─── Records to process ───

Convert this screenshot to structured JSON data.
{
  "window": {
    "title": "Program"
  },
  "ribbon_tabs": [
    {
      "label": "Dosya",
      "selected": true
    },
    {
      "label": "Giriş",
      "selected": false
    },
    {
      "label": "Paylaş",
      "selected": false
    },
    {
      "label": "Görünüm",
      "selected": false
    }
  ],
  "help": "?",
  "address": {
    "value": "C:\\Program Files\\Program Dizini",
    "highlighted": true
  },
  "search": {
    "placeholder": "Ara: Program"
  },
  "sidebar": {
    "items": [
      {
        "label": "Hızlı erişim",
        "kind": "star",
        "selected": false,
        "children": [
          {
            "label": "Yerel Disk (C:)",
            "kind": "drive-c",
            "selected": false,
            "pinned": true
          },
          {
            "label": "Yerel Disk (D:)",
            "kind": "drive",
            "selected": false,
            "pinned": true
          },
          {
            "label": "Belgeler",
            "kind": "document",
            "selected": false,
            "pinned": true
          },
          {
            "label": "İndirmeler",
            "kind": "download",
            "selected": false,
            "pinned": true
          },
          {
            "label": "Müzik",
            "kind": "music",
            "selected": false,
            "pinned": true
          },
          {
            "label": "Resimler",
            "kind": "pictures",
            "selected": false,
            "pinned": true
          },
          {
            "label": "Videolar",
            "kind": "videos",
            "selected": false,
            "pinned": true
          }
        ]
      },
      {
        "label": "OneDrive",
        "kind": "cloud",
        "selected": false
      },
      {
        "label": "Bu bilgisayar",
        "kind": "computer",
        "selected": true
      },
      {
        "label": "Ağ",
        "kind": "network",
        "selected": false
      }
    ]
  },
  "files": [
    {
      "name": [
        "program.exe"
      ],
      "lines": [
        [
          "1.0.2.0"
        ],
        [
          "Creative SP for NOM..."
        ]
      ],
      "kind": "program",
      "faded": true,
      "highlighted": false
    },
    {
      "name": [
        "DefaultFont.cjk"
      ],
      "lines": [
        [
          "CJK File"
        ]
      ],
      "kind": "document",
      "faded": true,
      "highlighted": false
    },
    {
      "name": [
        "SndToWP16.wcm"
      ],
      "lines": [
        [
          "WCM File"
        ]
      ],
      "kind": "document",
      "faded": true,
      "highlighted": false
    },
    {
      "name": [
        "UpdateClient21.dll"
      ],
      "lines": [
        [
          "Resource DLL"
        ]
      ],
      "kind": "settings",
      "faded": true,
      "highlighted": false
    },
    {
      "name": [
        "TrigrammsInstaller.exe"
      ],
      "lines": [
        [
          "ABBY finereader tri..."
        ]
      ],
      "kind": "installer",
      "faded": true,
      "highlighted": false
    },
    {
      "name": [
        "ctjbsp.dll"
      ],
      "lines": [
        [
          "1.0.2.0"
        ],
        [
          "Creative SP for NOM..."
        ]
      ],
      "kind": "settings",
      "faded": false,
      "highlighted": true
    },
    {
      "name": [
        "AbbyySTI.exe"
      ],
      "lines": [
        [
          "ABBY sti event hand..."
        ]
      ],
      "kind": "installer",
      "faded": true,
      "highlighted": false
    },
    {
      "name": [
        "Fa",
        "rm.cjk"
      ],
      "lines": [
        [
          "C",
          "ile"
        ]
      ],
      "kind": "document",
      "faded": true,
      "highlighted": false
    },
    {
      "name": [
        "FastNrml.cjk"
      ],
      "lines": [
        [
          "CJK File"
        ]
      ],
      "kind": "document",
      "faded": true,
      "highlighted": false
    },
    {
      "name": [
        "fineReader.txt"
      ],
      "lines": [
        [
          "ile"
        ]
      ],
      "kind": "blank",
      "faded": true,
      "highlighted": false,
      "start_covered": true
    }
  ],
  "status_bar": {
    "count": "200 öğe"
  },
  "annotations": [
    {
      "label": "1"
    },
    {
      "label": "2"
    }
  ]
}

───

▶ Task description: Search the records for the word "Disk". Copy every line that has it.

▶ Task output:
            "label": "Yerel Disk (C:)",
            "label": "Yerel Disk (D:)",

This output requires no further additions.